Problem to work on: Pick every line from the data that holds the word "Classified".

## Start

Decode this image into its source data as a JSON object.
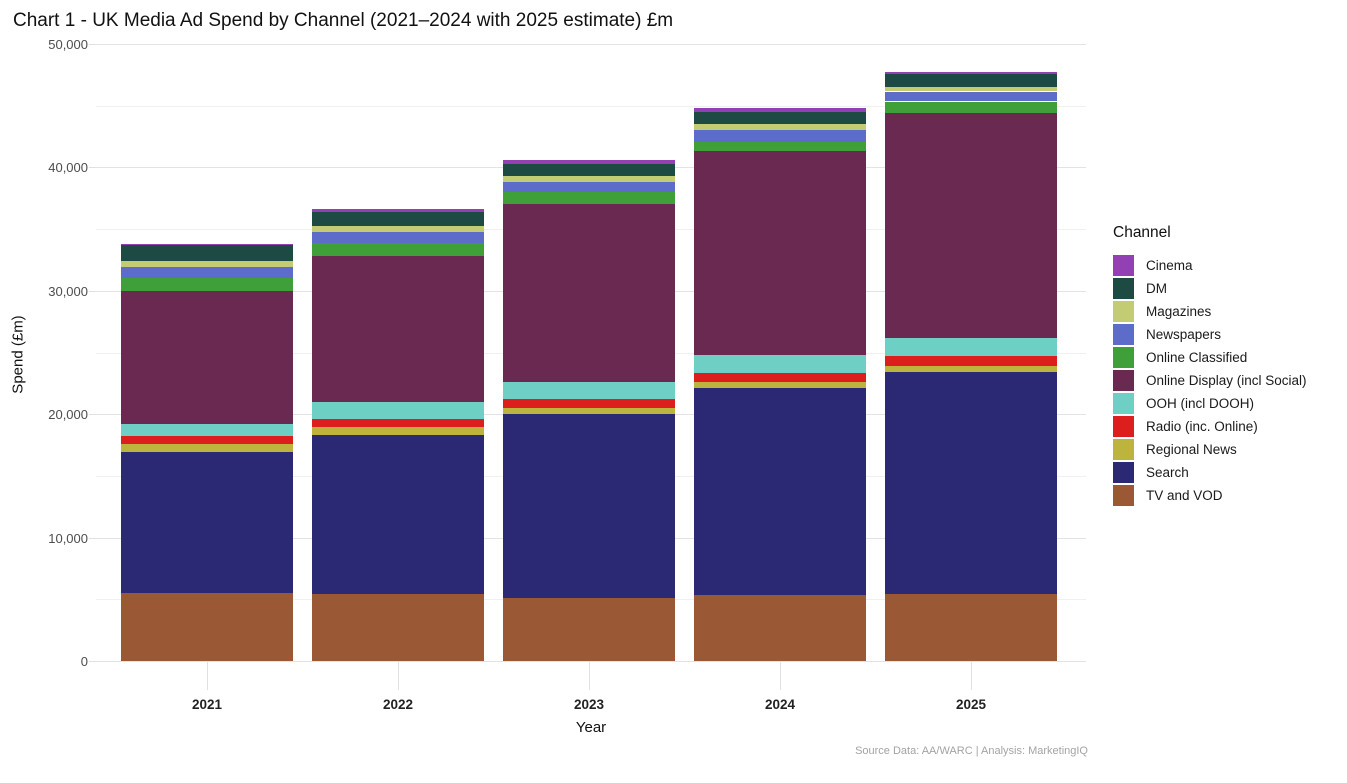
{
  "title": "Chart 1 - UK Media Ad Spend by Channel (2021–2024 with 2025 estimate) £m",
  "source_note": "Source Data: AA/WARC | Analysis: MarketingIQ",
  "chart_data": {
    "type": "bar",
    "stacked": true,
    "title": "Chart 1 - UK Media Ad Spend by Channel (2021–2024 with 2025 estimate) £m",
    "xlabel": "Year",
    "ylabel": "Spend (£m)",
    "legend_title": "Channel",
    "legend_position": "right",
    "grid": true,
    "ylim": [
      0,
      50000
    ],
    "y_major_step": 10000,
    "y_minor_step": 5000,
    "y_tick_labels": [
      "0",
      "10,000",
      "20,000",
      "30,000",
      "40,000",
      "50,000"
    ],
    "categories": [
      "2021",
      "2022",
      "2023",
      "2024",
      "2025"
    ],
    "series": [
      {
        "name": "Cinema",
        "color": "#9340b5",
        "values": [
          130,
          270,
          320,
          270,
          160
        ]
      },
      {
        "name": "DM",
        "color": "#1d4b43",
        "values": [
          1300,
          1170,
          1000,
          1000,
          1000
        ]
      },
      {
        "name": "Magazines",
        "color": "#c3cc73",
        "values": [
          490,
          450,
          490,
          480,
          400
        ]
      },
      {
        "name": "Newspapers",
        "color": "#5e6cc9",
        "values": [
          890,
          890,
          810,
          1000,
          810
        ]
      },
      {
        "name": "Online Classified",
        "color": "#3fa03a",
        "values": [
          1050,
          1080,
          1000,
          730,
          940
        ]
      },
      {
        "name": "Online Display (incl Social)",
        "color": "#6a2950",
        "values": [
          10750,
          11800,
          14430,
          16530,
          18200
        ]
      },
      {
        "name": "OOH (incl DOOH)",
        "color": "#6ecfc4",
        "values": [
          950,
          1350,
          1300,
          1430,
          1470
        ]
      },
      {
        "name": "Radio (inc. Online)",
        "color": "#dc1f1c",
        "values": [
          680,
          680,
          730,
          760,
          820
        ]
      },
      {
        "name": "Regional News",
        "color": "#bcb43c",
        "values": [
          620,
          620,
          490,
          450,
          490
        ]
      },
      {
        "name": "Search",
        "color": "#2b2973",
        "values": [
          11400,
          12950,
          14950,
          16800,
          18000
        ]
      },
      {
        "name": "TV and VOD",
        "color": "#9b5835",
        "values": [
          5550,
          5400,
          5100,
          5340,
          5420
        ]
      }
    ],
    "stack_order_bottom_to_top": [
      "TV and VOD",
      "Search",
      "Regional News",
      "Radio (inc. Online)",
      "OOH (incl DOOH)",
      "Online Display (incl Social)",
      "Online Classified",
      "Newspapers",
      "Magazines",
      "DM",
      "Cinema"
    ],
    "totals_by_year": [
      33810,
      36660,
      40620,
      44790,
      47710
    ]
  }
}
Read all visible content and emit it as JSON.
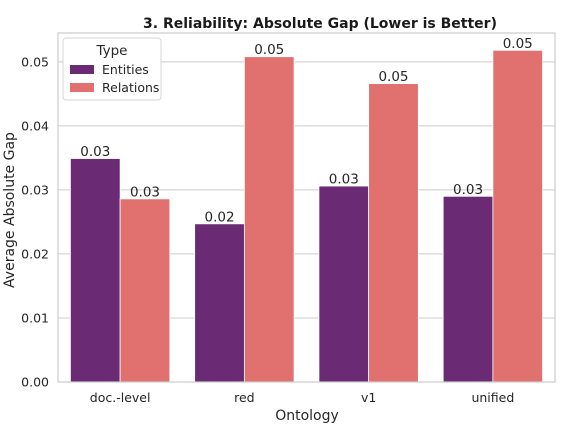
{
  "chart_data": {
    "type": "bar",
    "title": "3. Reliability: Absolute Gap (Lower is Better)",
    "xlabel": "Ontology",
    "ylabel": "Average Absolute Gap",
    "categories": [
      "doc.-level",
      "red",
      "v1",
      "unified"
    ],
    "series": [
      {
        "name": "Entities",
        "color": "#6a2a74",
        "values": [
          0.0349,
          0.0247,
          0.0306,
          0.029
        ],
        "labels": [
          "0.03",
          "0.02",
          "0.03",
          "0.03"
        ]
      },
      {
        "name": "Relations",
        "color": "#e1716e",
        "values": [
          0.0286,
          0.0508,
          0.0466,
          0.0518
        ],
        "labels": [
          "0.03",
          "0.05",
          "0.05",
          "0.05"
        ]
      }
    ],
    "ylim": [
      0,
      0.0545
    ],
    "yticks": [
      0,
      0.01,
      0.02,
      0.03,
      0.04,
      0.05
    ],
    "ytick_labels": [
      "0.00",
      "0.01",
      "0.02",
      "0.03",
      "0.04",
      "0.05"
    ],
    "grid": true,
    "legend": {
      "title": "Type",
      "position": "top-left"
    }
  }
}
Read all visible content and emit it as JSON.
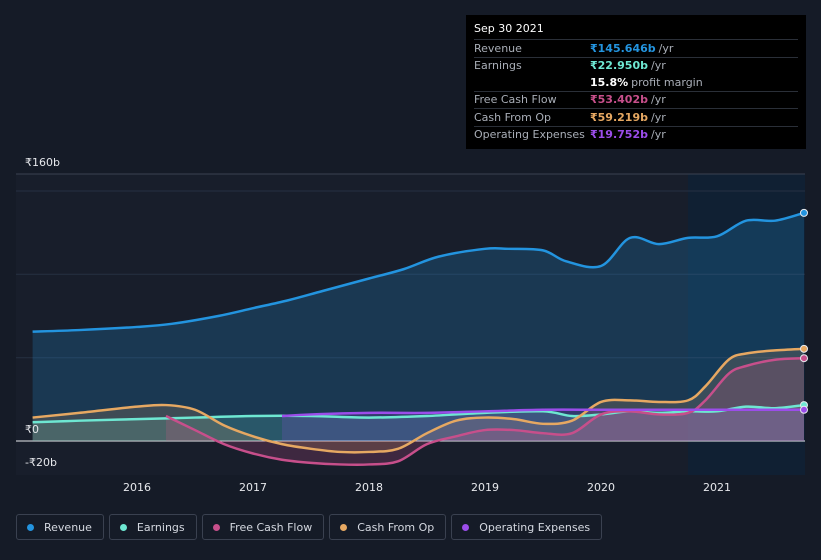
{
  "tooltip": {
    "date": "Sep 30 2021",
    "rows": [
      {
        "label": "Revenue",
        "value": "₹145.646b",
        "unit": "/yr",
        "color": "#2394df"
      },
      {
        "label": "Earnings",
        "value": "₹22.950b",
        "unit": "/yr",
        "color": "#6ee7d2"
      },
      {
        "label": "",
        "value": "15.8%",
        "unit": "profit margin",
        "color": "#ffffff"
      },
      {
        "label": "Free Cash Flow",
        "value": "₹53.402b",
        "unit": "/yr",
        "color": "#c74f8b"
      },
      {
        "label": "Cash From Op",
        "value": "₹59.219b",
        "unit": "/yr",
        "color": "#e6a862"
      },
      {
        "label": "Operating Expenses",
        "value": "₹19.752b",
        "unit": "/yr",
        "color": "#9b4dea"
      }
    ]
  },
  "axis": {
    "y_top": "₹160b",
    "y_zero": "₹0",
    "y_bottom": "-₹20b"
  },
  "legend": [
    {
      "label": "Revenue",
      "color": "#2394df"
    },
    {
      "label": "Earnings",
      "color": "#6ee7d2"
    },
    {
      "label": "Free Cash Flow",
      "color": "#c74f8b"
    },
    {
      "label": "Cash From Op",
      "color": "#e6a862"
    },
    {
      "label": "Operating Expenses",
      "color": "#9b4dea"
    }
  ],
  "chart_data": {
    "type": "area",
    "title": "",
    "xlabel": "",
    "ylabel": "",
    "ylim": [
      -20,
      160
    ],
    "x_ticks": [
      "2016",
      "2017",
      "2018",
      "2019",
      "2020",
      "2021"
    ],
    "x_range": [
      2015.1,
      2021.75
    ],
    "forecast_start": 2020.75,
    "series": [
      {
        "name": "Revenue",
        "color": "#2394df",
        "x": [
          2015.1,
          2015.5,
          2016.0,
          2016.3,
          2016.7,
          2017.0,
          2017.3,
          2017.6,
          2018.0,
          2018.3,
          2018.6,
          2019.0,
          2019.2,
          2019.5,
          2019.7,
          2020.0,
          2020.25,
          2020.5,
          2020.75,
          2021.0,
          2021.25,
          2021.5,
          2021.75
        ],
        "y": [
          70,
          71,
          73,
          75,
          80,
          85,
          90,
          96,
          104,
          110,
          118,
          123,
          123,
          122,
          115,
          112,
          130,
          126,
          130,
          131,
          141,
          141,
          146
        ]
      },
      {
        "name": "Earnings",
        "color": "#6ee7d2",
        "x": [
          2015.1,
          2015.5,
          2016.0,
          2016.5,
          2017.0,
          2017.5,
          2018.0,
          2018.5,
          2019.0,
          2019.5,
          2019.75,
          2020.0,
          2020.25,
          2020.5,
          2020.75,
          2021.0,
          2021.25,
          2021.5,
          2021.75
        ],
        "y": [
          12,
          13,
          14,
          15,
          16,
          16,
          15,
          16,
          18,
          19,
          16,
          17,
          19,
          18,
          19,
          19,
          22,
          21,
          23
        ]
      },
      {
        "name": "Free Cash Flow",
        "color": "#c74f8b",
        "x": [
          2016.25,
          2016.5,
          2016.75,
          2017.0,
          2017.25,
          2017.5,
          2017.75,
          2018.0,
          2018.25,
          2018.5,
          2018.75,
          2019.0,
          2019.25,
          2019.5,
          2019.75,
          2020.0,
          2020.25,
          2020.5,
          2020.75,
          2020.9,
          2021.1,
          2021.25,
          2021.5,
          2021.75
        ],
        "y": [
          16,
          7,
          -2,
          -8,
          -12,
          -14,
          -15,
          -15,
          -13,
          -2,
          3,
          7,
          7,
          5,
          5,
          17,
          19,
          17,
          18,
          26,
          43,
          48,
          52,
          53
        ]
      },
      {
        "name": "Cash From Op",
        "color": "#e6a862",
        "x": [
          2015.1,
          2015.5,
          2016.0,
          2016.25,
          2016.5,
          2016.75,
          2017.0,
          2017.25,
          2017.5,
          2017.75,
          2018.0,
          2018.25,
          2018.5,
          2018.75,
          2019.0,
          2019.25,
          2019.5,
          2019.75,
          2020.0,
          2020.25,
          2020.5,
          2020.75,
          2020.9,
          2021.1,
          2021.25,
          2021.5,
          2021.75
        ],
        "y": [
          15,
          18,
          22,
          23,
          20,
          10,
          3,
          -2,
          -5,
          -7,
          -7,
          -5,
          5,
          13,
          15,
          14,
          11,
          13,
          25,
          26,
          25,
          26,
          35,
          52,
          56,
          58,
          59
        ]
      },
      {
        "name": "Operating Expenses",
        "color": "#9b4dea",
        "x": [
          2017.25,
          2017.5,
          2018.0,
          2018.5,
          2019.0,
          2019.5,
          2020.0,
          2020.5,
          2020.75,
          2021.0,
          2021.25,
          2021.5,
          2021.75
        ],
        "y": [
          16,
          17,
          18,
          18,
          19,
          20,
          20,
          20,
          20,
          20,
          20,
          20,
          20
        ]
      }
    ]
  }
}
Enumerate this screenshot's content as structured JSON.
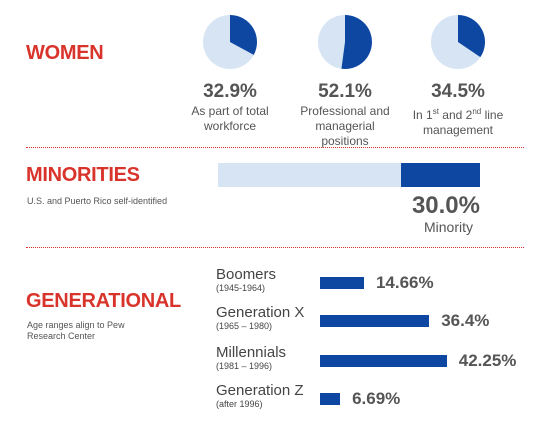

## End

Response to this exercise:
        "name": "Online Classified",
      "Online Classified",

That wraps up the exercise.